Begin

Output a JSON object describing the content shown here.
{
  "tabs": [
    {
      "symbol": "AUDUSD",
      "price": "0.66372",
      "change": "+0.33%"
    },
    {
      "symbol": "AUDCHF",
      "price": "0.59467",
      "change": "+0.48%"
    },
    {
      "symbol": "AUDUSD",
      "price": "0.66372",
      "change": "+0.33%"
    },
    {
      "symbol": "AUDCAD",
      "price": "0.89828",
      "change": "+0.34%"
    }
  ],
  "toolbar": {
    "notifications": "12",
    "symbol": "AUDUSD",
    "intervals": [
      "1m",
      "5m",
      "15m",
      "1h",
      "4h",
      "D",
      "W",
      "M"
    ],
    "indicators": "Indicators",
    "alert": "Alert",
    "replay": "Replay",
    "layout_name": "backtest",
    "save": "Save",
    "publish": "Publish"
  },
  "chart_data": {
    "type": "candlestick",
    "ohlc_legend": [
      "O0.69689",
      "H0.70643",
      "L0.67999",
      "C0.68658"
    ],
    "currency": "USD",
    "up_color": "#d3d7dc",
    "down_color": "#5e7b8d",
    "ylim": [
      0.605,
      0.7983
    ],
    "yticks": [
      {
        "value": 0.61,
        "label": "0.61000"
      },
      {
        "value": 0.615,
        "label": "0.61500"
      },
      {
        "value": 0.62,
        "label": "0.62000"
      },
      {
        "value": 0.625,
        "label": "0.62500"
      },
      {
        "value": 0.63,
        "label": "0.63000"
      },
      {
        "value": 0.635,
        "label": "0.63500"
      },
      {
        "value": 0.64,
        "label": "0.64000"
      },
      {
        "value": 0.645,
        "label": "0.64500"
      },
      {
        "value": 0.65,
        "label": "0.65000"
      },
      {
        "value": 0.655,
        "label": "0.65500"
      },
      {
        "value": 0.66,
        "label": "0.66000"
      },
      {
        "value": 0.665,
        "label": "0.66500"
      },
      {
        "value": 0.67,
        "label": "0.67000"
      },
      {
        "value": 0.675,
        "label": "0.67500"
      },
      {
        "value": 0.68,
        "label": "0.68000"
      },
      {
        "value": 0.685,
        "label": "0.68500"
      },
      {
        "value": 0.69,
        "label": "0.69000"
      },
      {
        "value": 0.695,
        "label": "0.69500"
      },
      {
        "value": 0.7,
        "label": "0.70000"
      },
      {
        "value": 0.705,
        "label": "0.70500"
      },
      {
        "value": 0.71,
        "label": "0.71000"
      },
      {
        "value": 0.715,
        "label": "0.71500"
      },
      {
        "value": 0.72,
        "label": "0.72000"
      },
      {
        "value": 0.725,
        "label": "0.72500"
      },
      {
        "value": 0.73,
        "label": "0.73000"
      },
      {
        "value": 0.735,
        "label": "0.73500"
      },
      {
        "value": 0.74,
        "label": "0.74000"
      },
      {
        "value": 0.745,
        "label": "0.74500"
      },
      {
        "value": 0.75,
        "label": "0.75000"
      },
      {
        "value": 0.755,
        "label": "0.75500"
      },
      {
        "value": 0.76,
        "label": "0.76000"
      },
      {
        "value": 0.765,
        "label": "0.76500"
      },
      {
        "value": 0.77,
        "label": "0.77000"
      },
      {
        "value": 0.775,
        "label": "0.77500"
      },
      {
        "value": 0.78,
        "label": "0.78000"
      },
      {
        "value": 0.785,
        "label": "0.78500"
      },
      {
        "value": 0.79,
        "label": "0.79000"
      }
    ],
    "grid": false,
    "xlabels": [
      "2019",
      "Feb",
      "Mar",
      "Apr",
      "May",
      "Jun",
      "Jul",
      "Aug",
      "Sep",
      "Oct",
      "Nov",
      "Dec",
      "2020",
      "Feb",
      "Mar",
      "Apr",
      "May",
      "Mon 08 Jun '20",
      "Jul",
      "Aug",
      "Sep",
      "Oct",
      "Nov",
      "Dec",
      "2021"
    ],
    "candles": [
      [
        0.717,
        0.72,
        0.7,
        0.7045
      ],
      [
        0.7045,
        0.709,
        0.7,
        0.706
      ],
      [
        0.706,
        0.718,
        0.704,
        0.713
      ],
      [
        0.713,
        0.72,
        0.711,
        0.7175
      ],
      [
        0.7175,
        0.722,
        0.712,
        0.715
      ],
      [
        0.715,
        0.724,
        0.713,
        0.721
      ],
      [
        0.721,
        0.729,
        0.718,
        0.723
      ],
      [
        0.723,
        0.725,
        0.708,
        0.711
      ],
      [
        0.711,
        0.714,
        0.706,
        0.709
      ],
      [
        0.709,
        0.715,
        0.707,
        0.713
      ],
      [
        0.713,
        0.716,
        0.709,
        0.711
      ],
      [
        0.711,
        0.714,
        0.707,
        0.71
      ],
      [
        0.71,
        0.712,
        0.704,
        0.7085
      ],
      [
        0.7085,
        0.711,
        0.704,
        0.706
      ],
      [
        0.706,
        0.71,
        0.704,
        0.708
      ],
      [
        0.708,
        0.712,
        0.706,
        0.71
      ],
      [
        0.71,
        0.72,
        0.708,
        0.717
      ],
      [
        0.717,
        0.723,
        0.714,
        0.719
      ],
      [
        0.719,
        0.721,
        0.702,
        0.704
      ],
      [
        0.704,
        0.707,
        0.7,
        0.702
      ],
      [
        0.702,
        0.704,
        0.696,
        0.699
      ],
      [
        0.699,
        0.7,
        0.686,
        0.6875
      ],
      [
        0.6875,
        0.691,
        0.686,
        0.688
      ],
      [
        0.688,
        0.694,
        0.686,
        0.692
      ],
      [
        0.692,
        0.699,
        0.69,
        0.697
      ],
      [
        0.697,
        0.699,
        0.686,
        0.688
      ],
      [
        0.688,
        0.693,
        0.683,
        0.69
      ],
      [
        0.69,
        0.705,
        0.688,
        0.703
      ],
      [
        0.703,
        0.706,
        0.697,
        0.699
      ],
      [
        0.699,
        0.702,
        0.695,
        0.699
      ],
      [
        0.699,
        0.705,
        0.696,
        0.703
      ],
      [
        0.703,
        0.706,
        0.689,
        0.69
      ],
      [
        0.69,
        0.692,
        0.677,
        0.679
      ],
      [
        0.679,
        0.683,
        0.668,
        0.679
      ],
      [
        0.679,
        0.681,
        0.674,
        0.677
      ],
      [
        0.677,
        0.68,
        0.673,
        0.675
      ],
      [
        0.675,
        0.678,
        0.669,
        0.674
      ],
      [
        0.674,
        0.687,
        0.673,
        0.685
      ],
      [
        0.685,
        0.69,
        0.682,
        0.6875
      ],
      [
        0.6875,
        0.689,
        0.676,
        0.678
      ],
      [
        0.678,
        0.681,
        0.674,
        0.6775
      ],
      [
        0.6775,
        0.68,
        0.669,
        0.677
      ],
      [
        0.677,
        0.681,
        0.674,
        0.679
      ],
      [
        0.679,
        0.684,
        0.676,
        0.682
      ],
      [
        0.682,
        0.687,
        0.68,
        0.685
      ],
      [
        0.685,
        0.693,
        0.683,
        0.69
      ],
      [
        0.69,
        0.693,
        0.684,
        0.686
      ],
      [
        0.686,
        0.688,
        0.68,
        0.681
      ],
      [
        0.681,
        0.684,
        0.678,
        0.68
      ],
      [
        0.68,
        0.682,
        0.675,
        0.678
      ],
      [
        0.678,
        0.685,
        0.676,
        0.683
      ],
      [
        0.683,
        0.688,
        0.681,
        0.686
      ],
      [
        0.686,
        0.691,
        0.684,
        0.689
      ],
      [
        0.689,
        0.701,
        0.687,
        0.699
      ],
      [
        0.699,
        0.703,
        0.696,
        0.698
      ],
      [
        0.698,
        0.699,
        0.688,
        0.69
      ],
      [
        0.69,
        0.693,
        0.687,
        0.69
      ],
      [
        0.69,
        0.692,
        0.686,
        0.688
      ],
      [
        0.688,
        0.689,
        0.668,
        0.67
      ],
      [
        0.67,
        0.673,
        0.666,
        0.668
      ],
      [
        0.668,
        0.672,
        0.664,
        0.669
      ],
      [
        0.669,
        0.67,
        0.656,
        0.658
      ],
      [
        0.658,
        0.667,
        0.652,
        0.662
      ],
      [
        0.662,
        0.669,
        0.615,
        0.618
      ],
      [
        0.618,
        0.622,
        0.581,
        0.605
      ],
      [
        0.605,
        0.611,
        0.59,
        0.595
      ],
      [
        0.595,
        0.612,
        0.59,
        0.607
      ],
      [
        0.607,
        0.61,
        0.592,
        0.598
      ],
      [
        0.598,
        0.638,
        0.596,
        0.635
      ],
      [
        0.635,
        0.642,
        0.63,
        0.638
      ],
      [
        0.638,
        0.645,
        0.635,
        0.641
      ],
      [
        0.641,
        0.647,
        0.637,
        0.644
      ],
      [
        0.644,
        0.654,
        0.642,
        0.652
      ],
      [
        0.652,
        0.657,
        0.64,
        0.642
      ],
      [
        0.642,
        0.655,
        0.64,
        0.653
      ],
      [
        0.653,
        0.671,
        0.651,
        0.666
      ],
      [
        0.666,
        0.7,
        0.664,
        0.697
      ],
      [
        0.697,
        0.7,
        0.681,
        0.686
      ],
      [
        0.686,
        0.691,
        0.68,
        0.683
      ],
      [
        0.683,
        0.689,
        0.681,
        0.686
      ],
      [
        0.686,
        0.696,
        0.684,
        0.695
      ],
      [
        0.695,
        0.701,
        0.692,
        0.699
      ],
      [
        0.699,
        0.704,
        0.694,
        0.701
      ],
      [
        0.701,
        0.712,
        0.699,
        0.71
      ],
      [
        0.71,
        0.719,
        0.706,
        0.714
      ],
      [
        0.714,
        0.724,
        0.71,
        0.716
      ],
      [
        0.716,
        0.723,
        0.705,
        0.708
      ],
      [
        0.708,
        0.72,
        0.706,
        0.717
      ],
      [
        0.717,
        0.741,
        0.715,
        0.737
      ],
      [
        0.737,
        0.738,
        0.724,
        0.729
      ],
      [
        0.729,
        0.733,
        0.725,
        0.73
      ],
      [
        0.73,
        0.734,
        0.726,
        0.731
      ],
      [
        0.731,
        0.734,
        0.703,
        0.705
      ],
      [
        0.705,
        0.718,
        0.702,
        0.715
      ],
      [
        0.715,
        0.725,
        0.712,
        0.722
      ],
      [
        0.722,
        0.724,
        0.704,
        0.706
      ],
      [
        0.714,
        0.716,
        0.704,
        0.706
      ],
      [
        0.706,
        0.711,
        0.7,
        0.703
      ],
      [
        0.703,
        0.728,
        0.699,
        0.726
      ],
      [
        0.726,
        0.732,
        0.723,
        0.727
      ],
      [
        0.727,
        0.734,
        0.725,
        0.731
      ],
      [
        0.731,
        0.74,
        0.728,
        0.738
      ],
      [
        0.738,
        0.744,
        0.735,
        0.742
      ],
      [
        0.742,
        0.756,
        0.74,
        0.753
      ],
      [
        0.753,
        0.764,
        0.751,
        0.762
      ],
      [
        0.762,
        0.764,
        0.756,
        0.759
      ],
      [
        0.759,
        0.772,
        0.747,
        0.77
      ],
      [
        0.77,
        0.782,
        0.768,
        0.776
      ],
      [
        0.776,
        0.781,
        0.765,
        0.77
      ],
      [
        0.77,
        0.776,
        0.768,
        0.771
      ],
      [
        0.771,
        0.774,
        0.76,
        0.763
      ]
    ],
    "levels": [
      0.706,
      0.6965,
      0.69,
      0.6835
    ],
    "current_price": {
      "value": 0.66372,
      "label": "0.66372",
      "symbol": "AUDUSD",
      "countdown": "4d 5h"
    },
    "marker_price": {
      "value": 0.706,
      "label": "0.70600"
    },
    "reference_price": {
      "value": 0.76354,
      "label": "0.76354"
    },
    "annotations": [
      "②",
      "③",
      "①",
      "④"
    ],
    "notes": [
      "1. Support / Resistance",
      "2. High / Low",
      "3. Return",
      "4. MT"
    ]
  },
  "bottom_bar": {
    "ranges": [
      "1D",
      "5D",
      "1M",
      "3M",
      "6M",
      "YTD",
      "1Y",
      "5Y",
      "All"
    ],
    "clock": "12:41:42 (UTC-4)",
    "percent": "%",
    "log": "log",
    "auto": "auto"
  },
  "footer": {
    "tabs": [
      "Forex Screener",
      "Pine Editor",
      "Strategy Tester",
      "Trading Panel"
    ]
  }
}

End

EXERCISE GOAL:
Return all lines of the material above in which the word "change" occurs.

RESPONSE TO THIS EXERCISE:
      "change": "+0.33%"
      "change": "+0.48%"
      "change": "+0.33%"
      "change": "+0.34%"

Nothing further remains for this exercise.